» Your goal: Every entry below should be repeated exactly; the pictures should not.

» Rows:
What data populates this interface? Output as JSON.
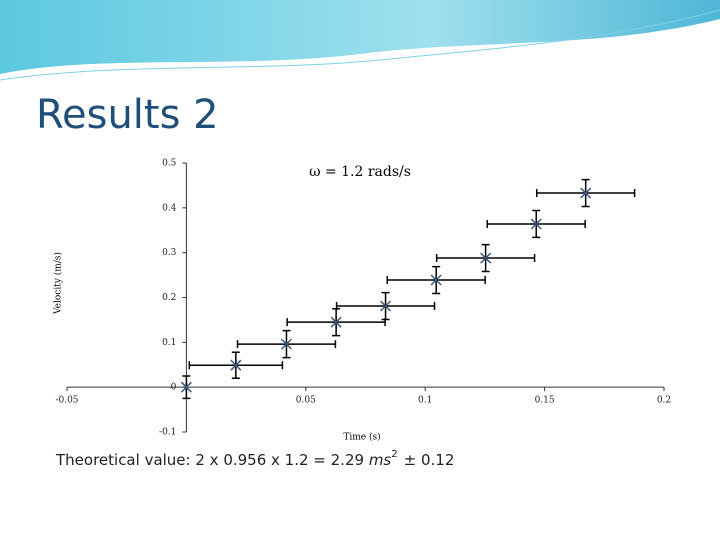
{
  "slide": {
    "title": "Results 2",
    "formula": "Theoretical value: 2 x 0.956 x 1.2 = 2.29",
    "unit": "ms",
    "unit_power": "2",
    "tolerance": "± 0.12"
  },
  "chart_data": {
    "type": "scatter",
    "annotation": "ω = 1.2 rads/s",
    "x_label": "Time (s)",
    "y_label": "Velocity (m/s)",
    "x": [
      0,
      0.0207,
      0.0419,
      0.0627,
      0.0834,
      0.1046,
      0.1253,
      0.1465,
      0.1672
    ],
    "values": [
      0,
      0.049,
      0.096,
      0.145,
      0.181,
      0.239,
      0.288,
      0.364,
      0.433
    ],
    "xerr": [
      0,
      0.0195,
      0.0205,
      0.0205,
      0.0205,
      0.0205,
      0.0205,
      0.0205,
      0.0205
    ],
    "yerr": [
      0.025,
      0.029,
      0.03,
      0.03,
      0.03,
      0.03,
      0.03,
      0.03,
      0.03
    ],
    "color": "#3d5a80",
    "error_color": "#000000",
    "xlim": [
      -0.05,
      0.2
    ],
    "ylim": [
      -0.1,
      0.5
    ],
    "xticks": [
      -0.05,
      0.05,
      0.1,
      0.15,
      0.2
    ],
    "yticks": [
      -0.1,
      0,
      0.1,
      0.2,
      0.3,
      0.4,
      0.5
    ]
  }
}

» Exercise response:
What data populates this interface? Output as JSON.
{
  "slide": {
    "title": "Results 2",
    "formula": "Theoretical value: 2 x 0.956 x 1.2 = 2.29",
    "unit": "ms",
    "unit_power": "2",
    "tolerance": "± 0.12"
  },
  "chart_data": {
    "type": "scatter",
    "annotation": "ω = 1.2 rads/s",
    "x_label": "Time (s)",
    "y_label": "Velocity (m/s)",
    "x": [
      0,
      0.0207,
      0.0419,
      0.0627,
      0.0834,
      0.1046,
      0.1253,
      0.1465,
      0.1672
    ],
    "values": [
      0,
      0.049,
      0.096,
      0.145,
      0.181,
      0.239,
      0.288,
      0.364,
      0.433
    ],
    "xerr": [
      0,
      0.0195,
      0.0205,
      0.0205,
      0.0205,
      0.0205,
      0.0205,
      0.0205,
      0.0205
    ],
    "yerr": [
      0.025,
      0.029,
      0.03,
      0.03,
      0.03,
      0.03,
      0.03,
      0.03,
      0.03
    ],
    "color": "#3d5a80",
    "error_color": "#000000",
    "xlim": [
      -0.05,
      0.2
    ],
    "ylim": [
      -0.1,
      0.5
    ],
    "xticks": [
      -0.05,
      0.05,
      0.1,
      0.15,
      0.2
    ],
    "yticks": [
      -0.1,
      0,
      0.1,
      0.2,
      0.3,
      0.4,
      0.5
    ]
  }
}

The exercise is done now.